In the entries that follow, how many lines hold the string "Entire"? Give only that number.

Excerpts from a figure dataset:
....
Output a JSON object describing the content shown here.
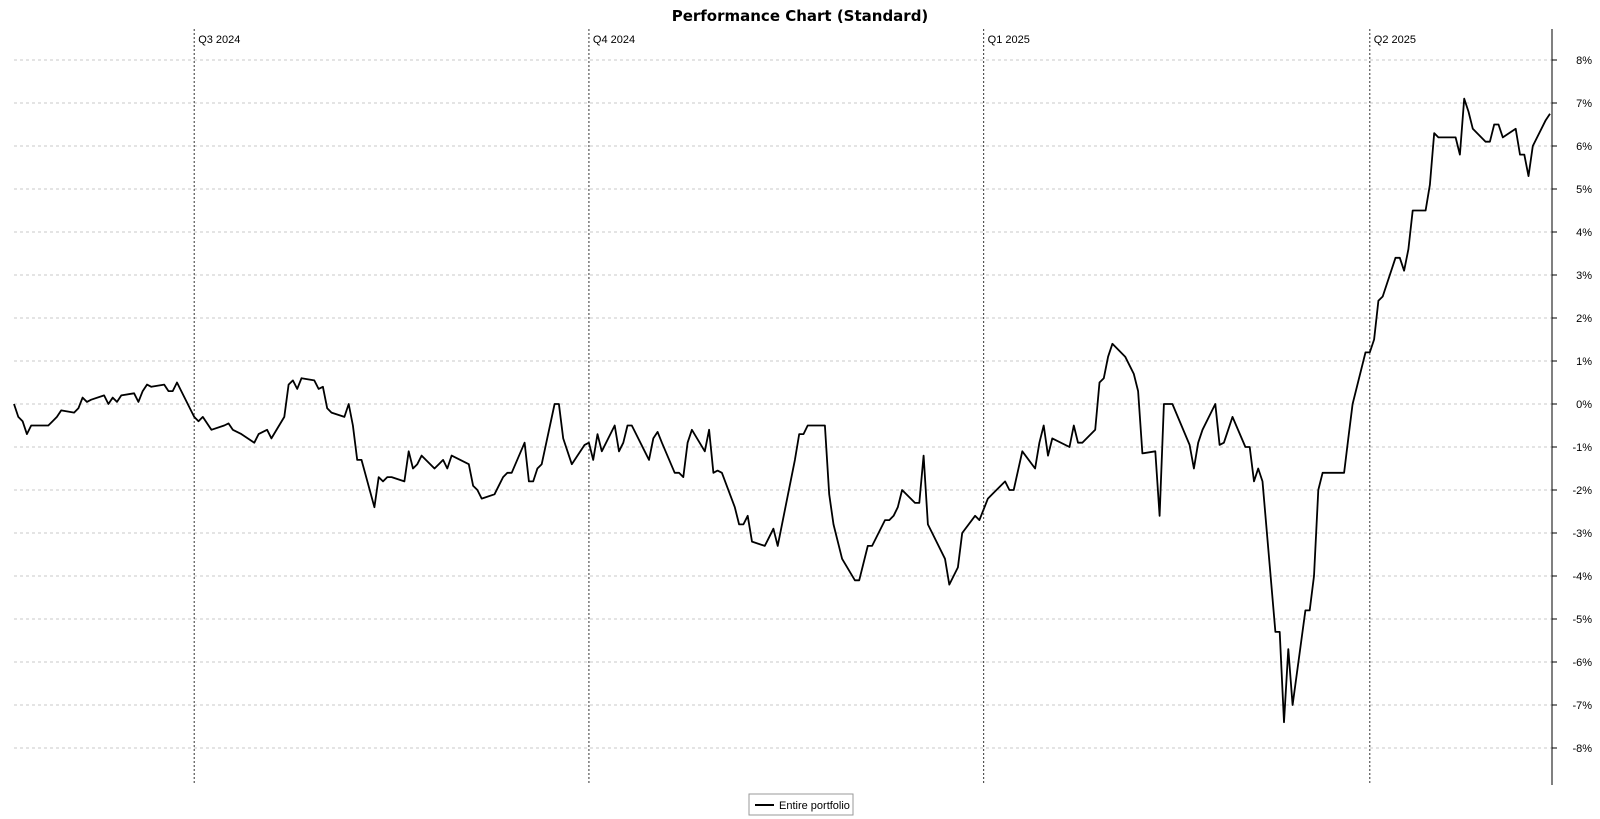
{
  "chart_data": {
    "type": "line",
    "title": "Performance Chart (Standard)",
    "xlabel": "",
    "ylabel": "",
    "ylim": [
      -9,
      8.5
    ],
    "y_ticks": [
      "8%",
      "7%",
      "6%",
      "5%",
      "4%",
      "3%",
      "2%",
      "1%",
      "0%",
      "-1%",
      "-2%",
      "-3%",
      "-4%",
      "-5%",
      "-6%",
      "-7%",
      "-8%"
    ],
    "y_tick_values": [
      8,
      7,
      6,
      5,
      4,
      3,
      2,
      1,
      0,
      -1,
      -2,
      -3,
      -4,
      -5,
      -6,
      -7,
      -8
    ],
    "y_axis_position": "right",
    "grid": true,
    "legend": {
      "placement": "bottom-center",
      "entries": [
        "Entire portfolio"
      ]
    },
    "x_range": [
      "2024-05-20",
      "2025-06-30"
    ],
    "quarter_markers": [
      {
        "label": "Q3 2024",
        "date": "2024-07-01"
      },
      {
        "label": "Q4 2024",
        "date": "2024-10-01"
      },
      {
        "label": "Q1 2025",
        "date": "2025-01-01"
      },
      {
        "label": "Q2 2025",
        "date": "2025-04-01"
      }
    ],
    "series": [
      {
        "name": "Entire portfolio",
        "color": "#000000",
        "points": [
          [
            "2024-05-20",
            0.0
          ],
          [
            "2024-05-21",
            -0.3
          ],
          [
            "2024-05-22",
            -0.4
          ],
          [
            "2024-05-23",
            -0.7
          ],
          [
            "2024-05-24",
            -0.5
          ],
          [
            "2024-05-27",
            -0.5
          ],
          [
            "2024-05-28",
            -0.5
          ],
          [
            "2024-05-29",
            -0.4
          ],
          [
            "2024-05-30",
            -0.3
          ],
          [
            "2024-05-31",
            -0.15
          ],
          [
            "2024-06-03",
            -0.2
          ],
          [
            "2024-06-04",
            -0.1
          ],
          [
            "2024-06-05",
            0.15
          ],
          [
            "2024-06-06",
            0.05
          ],
          [
            "2024-06-07",
            0.1
          ],
          [
            "2024-06-10",
            0.2
          ],
          [
            "2024-06-11",
            0.0
          ],
          [
            "2024-06-12",
            0.15
          ],
          [
            "2024-06-13",
            0.05
          ],
          [
            "2024-06-14",
            0.2
          ],
          [
            "2024-06-17",
            0.25
          ],
          [
            "2024-06-18",
            0.05
          ],
          [
            "2024-06-19",
            0.3
          ],
          [
            "2024-06-20",
            0.45
          ],
          [
            "2024-06-21",
            0.4
          ],
          [
            "2024-06-24",
            0.45
          ],
          [
            "2024-06-25",
            0.3
          ],
          [
            "2024-06-26",
            0.3
          ],
          [
            "2024-06-27",
            0.5
          ],
          [
            "2024-06-28",
            0.3
          ],
          [
            "2024-07-01",
            -0.3
          ],
          [
            "2024-07-02",
            -0.4
          ],
          [
            "2024-07-03",
            -0.3
          ],
          [
            "2024-07-05",
            -0.6
          ],
          [
            "2024-07-08",
            -0.5
          ],
          [
            "2024-07-09",
            -0.45
          ],
          [
            "2024-07-10",
            -0.6
          ],
          [
            "2024-07-11",
            -0.65
          ],
          [
            "2024-07-12",
            -0.7
          ],
          [
            "2024-07-15",
            -0.9
          ],
          [
            "2024-07-16",
            -0.7
          ],
          [
            "2024-07-17",
            -0.65
          ],
          [
            "2024-07-18",
            -0.6
          ],
          [
            "2024-07-19",
            -0.8
          ],
          [
            "2024-07-22",
            -0.3
          ],
          [
            "2024-07-23",
            0.45
          ],
          [
            "2024-07-24",
            0.55
          ],
          [
            "2024-07-25",
            0.35
          ],
          [
            "2024-07-26",
            0.6
          ],
          [
            "2024-07-29",
            0.55
          ],
          [
            "2024-07-30",
            0.35
          ],
          [
            "2024-07-31",
            0.4
          ],
          [
            "2024-08-01",
            -0.1
          ],
          [
            "2024-08-02",
            -0.2
          ],
          [
            "2024-08-05",
            -0.3
          ],
          [
            "2024-08-06",
            0.0
          ],
          [
            "2024-08-07",
            -0.5
          ],
          [
            "2024-08-08",
            -1.3
          ],
          [
            "2024-08-09",
            -1.3
          ],
          [
            "2024-08-12",
            -2.4
          ],
          [
            "2024-08-13",
            -1.7
          ],
          [
            "2024-08-14",
            -1.8
          ],
          [
            "2024-08-15",
            -1.7
          ],
          [
            "2024-08-16",
            -1.7
          ],
          [
            "2024-08-19",
            -1.8
          ],
          [
            "2024-08-20",
            -1.1
          ],
          [
            "2024-08-21",
            -1.5
          ],
          [
            "2024-08-22",
            -1.4
          ],
          [
            "2024-08-23",
            -1.2
          ],
          [
            "2024-08-26",
            -1.5
          ],
          [
            "2024-08-27",
            -1.4
          ],
          [
            "2024-08-28",
            -1.3
          ],
          [
            "2024-08-29",
            -1.5
          ],
          [
            "2024-08-30",
            -1.2
          ],
          [
            "2024-09-03",
            -1.4
          ],
          [
            "2024-09-04",
            -1.9
          ],
          [
            "2024-09-05",
            -2.0
          ],
          [
            "2024-09-06",
            -2.2
          ],
          [
            "2024-09-09",
            -2.1
          ],
          [
            "2024-09-10",
            -1.9
          ],
          [
            "2024-09-11",
            -1.7
          ],
          [
            "2024-09-12",
            -1.6
          ],
          [
            "2024-09-13",
            -1.6
          ],
          [
            "2024-09-16",
            -0.9
          ],
          [
            "2024-09-17",
            -1.8
          ],
          [
            "2024-09-18",
            -1.8
          ],
          [
            "2024-09-19",
            -1.5
          ],
          [
            "2024-09-20",
            -1.4
          ],
          [
            "2024-09-23",
            0.0
          ],
          [
            "2024-09-24",
            0.0
          ],
          [
            "2024-09-25",
            -0.8
          ],
          [
            "2024-09-26",
            -1.1
          ],
          [
            "2024-09-27",
            -1.4
          ],
          [
            "2024-09-30",
            -0.95
          ],
          [
            "2024-10-01",
            -0.9
          ],
          [
            "2024-10-02",
            -1.3
          ],
          [
            "2024-10-03",
            -0.7
          ],
          [
            "2024-10-04",
            -1.1
          ],
          [
            "2024-10-07",
            -0.5
          ],
          [
            "2024-10-08",
            -1.1
          ],
          [
            "2024-10-09",
            -0.9
          ],
          [
            "2024-10-10",
            -0.5
          ],
          [
            "2024-10-11",
            -0.5
          ],
          [
            "2024-10-14",
            -1.1
          ],
          [
            "2024-10-15",
            -1.3
          ],
          [
            "2024-10-16",
            -0.8
          ],
          [
            "2024-10-17",
            -0.65
          ],
          [
            "2024-10-18",
            -0.9
          ],
          [
            "2024-10-21",
            -1.6
          ],
          [
            "2024-10-22",
            -1.6
          ],
          [
            "2024-10-23",
            -1.7
          ],
          [
            "2024-10-24",
            -0.9
          ],
          [
            "2024-10-25",
            -0.6
          ],
          [
            "2024-10-28",
            -1.1
          ],
          [
            "2024-10-29",
            -0.6
          ],
          [
            "2024-10-30",
            -1.6
          ],
          [
            "2024-10-31",
            -1.55
          ],
          [
            "2024-11-01",
            -1.6
          ],
          [
            "2024-11-04",
            -2.4
          ],
          [
            "2024-11-05",
            -2.8
          ],
          [
            "2024-11-06",
            -2.8
          ],
          [
            "2024-11-07",
            -2.6
          ],
          [
            "2024-11-08",
            -3.2
          ],
          [
            "2024-11-11",
            -3.3
          ],
          [
            "2024-11-12",
            -3.1
          ],
          [
            "2024-11-13",
            -2.9
          ],
          [
            "2024-11-14",
            -3.3
          ],
          [
            "2024-11-15",
            -2.8
          ],
          [
            "2024-11-18",
            -1.3
          ],
          [
            "2024-11-19",
            -0.7
          ],
          [
            "2024-11-20",
            -0.7
          ],
          [
            "2024-11-21",
            -0.5
          ],
          [
            "2024-11-22",
            -0.5
          ],
          [
            "2024-11-25",
            -0.5
          ],
          [
            "2024-11-26",
            -2.1
          ],
          [
            "2024-11-27",
            -2.8
          ],
          [
            "2024-11-29",
            -3.6
          ],
          [
            "2024-12-02",
            -4.1
          ],
          [
            "2024-12-03",
            -4.1
          ],
          [
            "2024-12-04",
            -3.7
          ],
          [
            "2024-12-05",
            -3.3
          ],
          [
            "2024-12-06",
            -3.3
          ],
          [
            "2024-12-09",
            -2.7
          ],
          [
            "2024-12-10",
            -2.7
          ],
          [
            "2024-12-11",
            -2.6
          ],
          [
            "2024-12-12",
            -2.4
          ],
          [
            "2024-12-13",
            -2.0
          ],
          [
            "2024-12-16",
            -2.3
          ],
          [
            "2024-12-17",
            -2.3
          ],
          [
            "2024-12-18",
            -1.2
          ],
          [
            "2024-12-19",
            -2.8
          ],
          [
            "2024-12-20",
            -3.0
          ],
          [
            "2024-12-23",
            -3.6
          ],
          [
            "2024-12-24",
            -4.2
          ],
          [
            "2024-12-26",
            -3.8
          ],
          [
            "2024-12-27",
            -3.0
          ],
          [
            "2024-12-30",
            -2.6
          ],
          [
            "2024-12-31",
            -2.7
          ],
          [
            "2025-01-02",
            -2.2
          ],
          [
            "2025-01-03",
            -2.1
          ],
          [
            "2025-01-06",
            -1.8
          ],
          [
            "2025-01-07",
            -2.0
          ],
          [
            "2025-01-08",
            -2.0
          ],
          [
            "2025-01-10",
            -1.1
          ],
          [
            "2025-01-13",
            -1.5
          ],
          [
            "2025-01-14",
            -0.9
          ],
          [
            "2025-01-15",
            -0.5
          ],
          [
            "2025-01-16",
            -1.2
          ],
          [
            "2025-01-17",
            -0.8
          ],
          [
            "2025-01-21",
            -1.0
          ],
          [
            "2025-01-22",
            -0.5
          ],
          [
            "2025-01-23",
            -0.9
          ],
          [
            "2025-01-24",
            -0.9
          ],
          [
            "2025-01-27",
            -0.6
          ],
          [
            "2025-01-28",
            0.5
          ],
          [
            "2025-01-29",
            0.6
          ],
          [
            "2025-01-30",
            1.1
          ],
          [
            "2025-01-31",
            1.4
          ],
          [
            "2025-02-03",
            1.1
          ],
          [
            "2025-02-04",
            0.9
          ],
          [
            "2025-02-05",
            0.7
          ],
          [
            "2025-02-06",
            0.3
          ],
          [
            "2025-02-07",
            -1.15
          ],
          [
            "2025-02-10",
            -1.1
          ],
          [
            "2025-02-11",
            -2.6
          ],
          [
            "2025-02-12",
            0.0
          ],
          [
            "2025-02-13",
            0.0
          ],
          [
            "2025-02-14",
            0.0
          ],
          [
            "2025-02-18",
            -0.95
          ],
          [
            "2025-02-19",
            -1.5
          ],
          [
            "2025-02-20",
            -0.9
          ],
          [
            "2025-02-21",
            -0.6
          ],
          [
            "2025-02-24",
            0.0
          ],
          [
            "2025-02-25",
            -0.95
          ],
          [
            "2025-02-26",
            -0.9
          ],
          [
            "2025-02-27",
            -0.6
          ],
          [
            "2025-02-28",
            -0.3
          ],
          [
            "2025-03-03",
            -1.0
          ],
          [
            "2025-03-04",
            -1.0
          ],
          [
            "2025-03-05",
            -1.8
          ],
          [
            "2025-03-06",
            -1.5
          ],
          [
            "2025-03-07",
            -1.8
          ],
          [
            "2025-03-10",
            -5.3
          ],
          [
            "2025-03-11",
            -5.3
          ],
          [
            "2025-03-12",
            -7.4
          ],
          [
            "2025-03-13",
            -5.7
          ],
          [
            "2025-03-14",
            -7.0
          ],
          [
            "2025-03-17",
            -4.8
          ],
          [
            "2025-03-18",
            -4.8
          ],
          [
            "2025-03-19",
            -4.0
          ],
          [
            "2025-03-20",
            -2.0
          ],
          [
            "2025-03-21",
            -1.6
          ],
          [
            "2025-03-24",
            -1.6
          ],
          [
            "2025-03-25",
            -1.6
          ],
          [
            "2025-03-26",
            -1.6
          ],
          [
            "2025-03-27",
            -0.8
          ],
          [
            "2025-03-28",
            0.0
          ],
          [
            "2025-03-31",
            1.2
          ],
          [
            "2025-04-01",
            1.2
          ],
          [
            "2025-04-02",
            1.5
          ],
          [
            "2025-04-03",
            2.4
          ],
          [
            "2025-04-04",
            2.5
          ],
          [
            "2025-04-07",
            3.4
          ],
          [
            "2025-04-08",
            3.4
          ],
          [
            "2025-04-09",
            3.1
          ],
          [
            "2025-04-10",
            3.6
          ],
          [
            "2025-04-11",
            4.5
          ],
          [
            "2025-04-14",
            4.5
          ],
          [
            "2025-04-15",
            5.1
          ],
          [
            "2025-04-16",
            6.3
          ],
          [
            "2025-04-17",
            6.2
          ],
          [
            "2025-04-21",
            6.2
          ],
          [
            "2025-04-22",
            5.8
          ],
          [
            "2025-04-23",
            7.1
          ],
          [
            "2025-04-24",
            6.8
          ],
          [
            "2025-04-25",
            6.4
          ],
          [
            "2025-04-28",
            6.1
          ],
          [
            "2025-04-29",
            6.1
          ],
          [
            "2025-04-30",
            6.5
          ],
          [
            "2025-05-01",
            6.5
          ],
          [
            "2025-05-02",
            6.2
          ],
          [
            "2025-05-05",
            6.4
          ],
          [
            "2025-05-06",
            5.8
          ],
          [
            "2025-05-07",
            5.8
          ],
          [
            "2025-05-08",
            5.3
          ],
          [
            "2025-05-09",
            6.0
          ],
          [
            "2025-05-12",
            6.6
          ],
          [
            "2025-05-13",
            6.75
          ]
        ]
      }
    ]
  }
}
....
FINISHED TASK:
2